Change every "bkg-point" to "background-point" in the records below and leave everything else as it is. Give the lines back without the picture.

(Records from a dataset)
*-*-*

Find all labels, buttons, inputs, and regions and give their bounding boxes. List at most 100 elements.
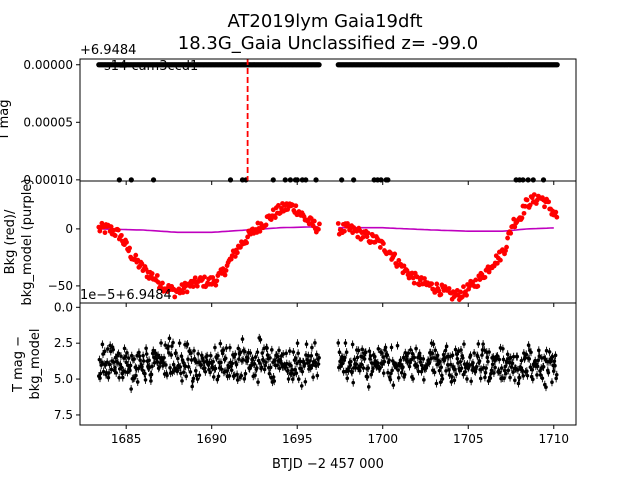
data-point — [444, 369, 448, 373]
data-point — [529, 350, 533, 355]
data-point — [253, 355, 258, 359]
data-point — [525, 373, 530, 378]
data-point — [422, 378, 426, 382]
data-point — [492, 371, 496, 375]
data-point — [107, 371, 111, 375]
data-point — [243, 349, 247, 354]
bkg-point — [97, 228, 103, 234]
bkg-point — [263, 222, 269, 228]
data-point — [213, 345, 217, 350]
bkg-point — [139, 261, 145, 267]
bkg-point — [429, 281, 435, 287]
data-point — [213, 366, 218, 371]
data-point — [265, 353, 270, 357]
bkg-point — [524, 197, 530, 203]
data-point — [483, 370, 488, 375]
data-point — [493, 365, 497, 370]
data-point — [415, 364, 420, 368]
outlier-point — [520, 177, 526, 183]
data-point — [504, 371, 508, 376]
data-point — [250, 356, 255, 361]
data-point — [371, 366, 375, 371]
data-point — [197, 373, 202, 377]
bkg-point — [234, 250, 240, 256]
data-point — [476, 342, 481, 346]
data-point — [459, 348, 463, 352]
data-point — [475, 354, 480, 359]
outlier-point — [313, 177, 319, 183]
data-point — [366, 366, 370, 370]
data-point — [520, 369, 525, 373]
middle-panel-frame — [79, 180, 577, 304]
bkg-point — [519, 215, 525, 221]
data-point — [97, 357, 102, 362]
bkg-point — [511, 216, 517, 222]
data-point — [366, 385, 371, 389]
data-point — [175, 369, 180, 374]
data-point — [458, 360, 463, 364]
data-point — [412, 355, 417, 360]
bkg-point — [213, 282, 219, 288]
bkg-point — [527, 202, 533, 208]
data-point — [407, 364, 412, 369]
bkg-point — [411, 280, 417, 286]
data-point — [165, 373, 169, 378]
data-point — [189, 351, 193, 355]
bkg-point — [118, 232, 124, 238]
data-point — [363, 350, 368, 355]
data-point — [538, 373, 543, 377]
data-point — [293, 356, 298, 360]
data-point — [315, 373, 320, 378]
data-point — [437, 368, 442, 373]
data-point — [550, 380, 554, 385]
data-point — [108, 343, 112, 348]
bkg-point — [364, 234, 370, 240]
data-point — [343, 355, 347, 360]
data-point — [308, 366, 313, 371]
data-point — [361, 366, 366, 370]
data-point — [290, 377, 295, 382]
data-point — [489, 368, 494, 373]
bottom-panel-frame — [79, 302, 577, 426]
bkg-point — [446, 286, 452, 291]
x-axis-ticks: 1685 1690 1695 1700 1705 1710 — [111, 181, 569, 446]
bkg-model-line — [98, 225, 318, 234]
data-point — [401, 355, 406, 360]
data-point — [255, 350, 260, 354]
bkg-point — [276, 203, 281, 208]
data-point — [296, 377, 301, 381]
data-point — [119, 365, 124, 370]
data-point — [199, 363, 203, 367]
data-point — [260, 351, 265, 355]
data-point — [229, 368, 234, 373]
data-point — [228, 345, 232, 350]
data-point — [271, 375, 276, 379]
data-point — [134, 373, 138, 378]
top-panel-frame — [79, 58, 577, 182]
data-point — [235, 372, 239, 377]
bkg-point — [124, 239, 129, 245]
data-point — [284, 351, 288, 356]
data-point — [439, 365, 444, 370]
data-point — [143, 378, 148, 382]
y-tick-label: 0 — [65, 222, 73, 236]
outlier-point — [540, 177, 547, 183]
data-point — [486, 359, 490, 364]
x-axis-label: BTJD −2 457 000 — [272, 457, 384, 472]
data-point — [515, 354, 520, 359]
data-point — [296, 351, 300, 356]
data-point — [178, 365, 183, 369]
data-point — [429, 356, 433, 361]
data-point — [438, 380, 443, 385]
data-point — [427, 361, 432, 366]
data-point — [411, 376, 415, 381]
data-point — [472, 351, 476, 355]
bkg-point — [381, 241, 386, 246]
data-point — [362, 357, 367, 361]
data-point — [530, 368, 535, 372]
data-point — [499, 366, 504, 370]
outlier-point — [385, 177, 391, 183]
outlier-point — [282, 177, 288, 183]
data-point — [240, 337, 245, 341]
data-point — [137, 354, 142, 358]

*-*-*

» **The response**
Find all labels, buttons, inputs, and regions and give their bounding boxes. List at most 100 elements.
data-point — [444, 369, 448, 373]
data-point — [529, 350, 533, 355]
data-point — [253, 355, 258, 359]
data-point — [525, 373, 530, 378]
data-point — [422, 378, 426, 382]
data-point — [492, 371, 496, 375]
data-point — [107, 371, 111, 375]
data-point — [243, 349, 247, 354]
background-point — [97, 228, 103, 234]
background-point — [263, 222, 269, 228]
data-point — [213, 345, 217, 350]
background-point — [139, 261, 145, 267]
background-point — [429, 281, 435, 287]
data-point — [213, 366, 218, 371]
data-point — [265, 353, 270, 357]
background-point — [524, 197, 530, 203]
data-point — [483, 370, 488, 375]
data-point — [493, 365, 497, 370]
data-point — [415, 364, 420, 368]
outlier-point — [520, 177, 526, 183]
data-point — [504, 371, 508, 376]
data-point — [250, 356, 255, 361]
data-point — [371, 366, 375, 371]
data-point — [197, 373, 202, 377]
background-point — [234, 250, 240, 256]
data-point — [476, 342, 481, 346]
data-point — [459, 348, 463, 352]
data-point — [475, 354, 480, 359]
outlier-point — [313, 177, 319, 183]
data-point — [366, 366, 370, 370]
data-point — [520, 369, 525, 373]
middle-panel-frame — [79, 180, 577, 304]
background-point — [519, 215, 525, 221]
data-point — [97, 357, 102, 362]
background-point — [511, 216, 517, 222]
data-point — [366, 385, 371, 389]
data-point — [175, 369, 180, 374]
data-point — [458, 360, 463, 364]
data-point — [412, 355, 417, 360]
background-point — [213, 282, 219, 288]
background-point — [527, 202, 533, 208]
data-point — [407, 364, 412, 369]
background-point — [411, 280, 417, 286]
data-point — [165, 373, 169, 378]
data-point — [189, 351, 193, 355]
background-point — [118, 232, 124, 238]
data-point — [363, 350, 368, 355]
data-point — [538, 373, 543, 377]
data-point — [293, 356, 298, 360]
data-point — [315, 373, 320, 378]
data-point — [437, 368, 442, 373]
data-point — [550, 380, 554, 385]
data-point — [108, 343, 112, 348]
background-point — [364, 234, 370, 240]
data-point — [343, 355, 347, 360]
data-point — [308, 366, 313, 371]
data-point — [361, 366, 366, 370]
data-point — [290, 377, 295, 382]
data-point — [489, 368, 494, 373]
bottom-panel-frame — [79, 302, 577, 426]
background-point — [446, 286, 452, 291]
x-axis-ticks: 1685 1690 1695 1700 1705 1710 — [111, 181, 569, 446]
bkg-model-line — [98, 225, 318, 234]
data-point — [401, 355, 406, 360]
data-point — [255, 350, 260, 354]
background-point — [276, 203, 281, 208]
data-point — [296, 377, 301, 381]
data-point — [119, 365, 124, 370]
data-point — [199, 363, 203, 367]
data-point — [260, 351, 265, 355]
data-point — [229, 368, 234, 373]
data-point — [228, 345, 232, 350]
data-point — [271, 375, 276, 379]
data-point — [134, 373, 138, 378]
top-panel-frame — [79, 58, 577, 182]
data-point — [235, 372, 239, 377]
background-point — [124, 239, 129, 245]
data-point — [284, 351, 288, 356]
data-point — [439, 365, 444, 370]
data-point — [143, 378, 148, 382]
y-tick-label: 0 — [65, 222, 73, 236]
outlier-point — [540, 177, 547, 183]
data-point — [486, 359, 490, 364]
x-axis-label: BTJD −2 457 000 — [272, 457, 384, 472]
data-point — [515, 354, 520, 359]
data-point — [296, 351, 300, 356]
data-point — [178, 365, 183, 369]
data-point — [429, 356, 433, 361]
data-point — [438, 380, 443, 385]
data-point — [427, 361, 432, 366]
data-point — [411, 376, 415, 381]
data-point — [472, 351, 476, 355]
background-point — [381, 241, 386, 246]
data-point — [362, 357, 367, 361]
data-point — [530, 368, 535, 372]
data-point — [499, 366, 504, 370]
outlier-point — [385, 177, 391, 183]
outlier-point — [282, 177, 288, 183]
data-point — [240, 337, 245, 341]
data-point — [137, 354, 142, 358]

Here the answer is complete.